Exact repetition is required: output every record in full.

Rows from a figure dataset
****************
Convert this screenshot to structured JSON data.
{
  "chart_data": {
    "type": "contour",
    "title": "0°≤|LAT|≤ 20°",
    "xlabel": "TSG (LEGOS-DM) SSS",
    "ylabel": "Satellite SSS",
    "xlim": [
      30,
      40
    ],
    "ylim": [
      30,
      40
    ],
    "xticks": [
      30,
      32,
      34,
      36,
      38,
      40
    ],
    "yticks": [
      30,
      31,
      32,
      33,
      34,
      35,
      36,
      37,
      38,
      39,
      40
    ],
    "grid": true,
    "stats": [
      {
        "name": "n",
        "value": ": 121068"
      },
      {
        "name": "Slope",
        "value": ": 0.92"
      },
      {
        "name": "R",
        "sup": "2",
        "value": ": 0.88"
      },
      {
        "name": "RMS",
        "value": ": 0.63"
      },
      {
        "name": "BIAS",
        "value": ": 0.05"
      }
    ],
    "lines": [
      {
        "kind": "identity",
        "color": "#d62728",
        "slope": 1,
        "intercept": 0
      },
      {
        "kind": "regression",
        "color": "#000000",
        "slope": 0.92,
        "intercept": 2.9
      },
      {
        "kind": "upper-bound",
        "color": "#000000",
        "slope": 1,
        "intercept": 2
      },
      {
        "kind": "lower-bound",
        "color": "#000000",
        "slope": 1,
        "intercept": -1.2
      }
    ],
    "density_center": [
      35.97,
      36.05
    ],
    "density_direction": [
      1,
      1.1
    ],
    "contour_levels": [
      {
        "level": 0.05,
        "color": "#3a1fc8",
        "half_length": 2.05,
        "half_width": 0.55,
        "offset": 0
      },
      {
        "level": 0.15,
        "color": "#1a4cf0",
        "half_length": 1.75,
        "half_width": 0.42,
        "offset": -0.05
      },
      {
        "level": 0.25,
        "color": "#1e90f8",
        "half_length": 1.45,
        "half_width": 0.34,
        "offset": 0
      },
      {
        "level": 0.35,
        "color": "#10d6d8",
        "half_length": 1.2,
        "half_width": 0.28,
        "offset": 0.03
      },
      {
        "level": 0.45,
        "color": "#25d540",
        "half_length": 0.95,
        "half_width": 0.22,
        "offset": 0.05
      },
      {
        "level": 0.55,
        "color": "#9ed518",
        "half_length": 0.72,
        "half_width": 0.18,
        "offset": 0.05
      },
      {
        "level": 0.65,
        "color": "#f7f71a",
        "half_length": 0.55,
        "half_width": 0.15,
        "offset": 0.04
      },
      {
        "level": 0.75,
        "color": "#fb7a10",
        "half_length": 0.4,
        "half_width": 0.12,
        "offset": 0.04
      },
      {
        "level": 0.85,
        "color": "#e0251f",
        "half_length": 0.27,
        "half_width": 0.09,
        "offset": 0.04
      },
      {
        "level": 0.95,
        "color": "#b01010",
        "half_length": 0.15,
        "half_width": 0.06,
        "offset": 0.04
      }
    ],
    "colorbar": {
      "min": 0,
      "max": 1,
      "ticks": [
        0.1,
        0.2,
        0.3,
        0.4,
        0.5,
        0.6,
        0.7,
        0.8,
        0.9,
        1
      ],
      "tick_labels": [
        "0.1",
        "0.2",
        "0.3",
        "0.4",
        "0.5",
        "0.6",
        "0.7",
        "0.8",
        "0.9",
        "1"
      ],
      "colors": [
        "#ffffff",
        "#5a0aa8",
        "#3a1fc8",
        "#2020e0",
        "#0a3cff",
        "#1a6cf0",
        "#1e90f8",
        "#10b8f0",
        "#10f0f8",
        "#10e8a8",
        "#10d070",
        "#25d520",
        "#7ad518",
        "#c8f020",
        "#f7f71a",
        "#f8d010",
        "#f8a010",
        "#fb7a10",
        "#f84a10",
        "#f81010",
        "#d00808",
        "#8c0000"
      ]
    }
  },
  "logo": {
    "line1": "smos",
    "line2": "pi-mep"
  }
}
****************
Answer:
Convert this screenshot to structured JSON data.
{
  "chart_data": {
    "type": "contour",
    "title": "0°≤|LAT|≤ 20°",
    "xlabel": "TSG (LEGOS-DM) SSS",
    "ylabel": "Satellite SSS",
    "xlim": [
      30,
      40
    ],
    "ylim": [
      30,
      40
    ],
    "xticks": [
      30,
      32,
      34,
      36,
      38,
      40
    ],
    "yticks": [
      30,
      31,
      32,
      33,
      34,
      35,
      36,
      37,
      38,
      39,
      40
    ],
    "grid": true,
    "stats": [
      {
        "name": "n",
        "value": ": 121068"
      },
      {
        "name": "Slope",
        "value": ": 0.92"
      },
      {
        "name": "R",
        "sup": "2",
        "value": ": 0.88"
      },
      {
        "name": "RMS",
        "value": ": 0.63"
      },
      {
        "name": "BIAS",
        "value": ": 0.05"
      }
    ],
    "lines": [
      {
        "kind": "identity",
        "color": "#d62728",
        "slope": 1,
        "intercept": 0
      },
      {
        "kind": "regression",
        "color": "#000000",
        "slope": 0.92,
        "intercept": 2.9
      },
      {
        "kind": "upper-bound",
        "color": "#000000",
        "slope": 1,
        "intercept": 2
      },
      {
        "kind": "lower-bound",
        "color": "#000000",
        "slope": 1,
        "intercept": -1.2
      }
    ],
    "density_center": [
      35.97,
      36.05
    ],
    "density_direction": [
      1,
      1.1
    ],
    "contour_levels": [
      {
        "level": 0.05,
        "color": "#3a1fc8",
        "half_length": 2.05,
        "half_width": 0.55,
        "offset": 0
      },
      {
        "level": 0.15,
        "color": "#1a4cf0",
        "half_length": 1.75,
        "half_width": 0.42,
        "offset": -0.05
      },
      {
        "level": 0.25,
        "color": "#1e90f8",
        "half_length": 1.45,
        "half_width": 0.34,
        "offset": 0
      },
      {
        "level": 0.35,
        "color": "#10d6d8",
        "half_length": 1.2,
        "half_width": 0.28,
        "offset": 0.03
      },
      {
        "level": 0.45,
        "color": "#25d540",
        "half_length": 0.95,
        "half_width": 0.22,
        "offset": 0.05
      },
      {
        "level": 0.55,
        "color": "#9ed518",
        "half_length": 0.72,
        "half_width": 0.18,
        "offset": 0.05
      },
      {
        "level": 0.65,
        "color": "#f7f71a",
        "half_length": 0.55,
        "half_width": 0.15,
        "offset": 0.04
      },
      {
        "level": 0.75,
        "color": "#fb7a10",
        "half_length": 0.4,
        "half_width": 0.12,
        "offset": 0.04
      },
      {
        "level": 0.85,
        "color": "#e0251f",
        "half_length": 0.27,
        "half_width": 0.09,
        "offset": 0.04
      },
      {
        "level": 0.95,
        "color": "#b01010",
        "half_length": 0.15,
        "half_width": 0.06,
        "offset": 0.04
      }
    ],
    "colorbar": {
      "min": 0,
      "max": 1,
      "ticks": [
        0.1,
        0.2,
        0.3,
        0.4,
        0.5,
        0.6,
        0.7,
        0.8,
        0.9,
        1
      ],
      "tick_labels": [
        "0.1",
        "0.2",
        "0.3",
        "0.4",
        "0.5",
        "0.6",
        "0.7",
        "0.8",
        "0.9",
        "1"
      ],
      "colors": [
        "#ffffff",
        "#5a0aa8",
        "#3a1fc8",
        "#2020e0",
        "#0a3cff",
        "#1a6cf0",
        "#1e90f8",
        "#10b8f0",
        "#10f0f8",
        "#10e8a8",
        "#10d070",
        "#25d520",
        "#7ad518",
        "#c8f020",
        "#f7f71a",
        "#f8d010",
        "#f8a010",
        "#fb7a10",
        "#f84a10",
        "#f81010",
        "#d00808",
        "#8c0000"
      ]
    }
  },
  "logo": {
    "line1": "smos",
    "line2": "pi-mep"
  }
}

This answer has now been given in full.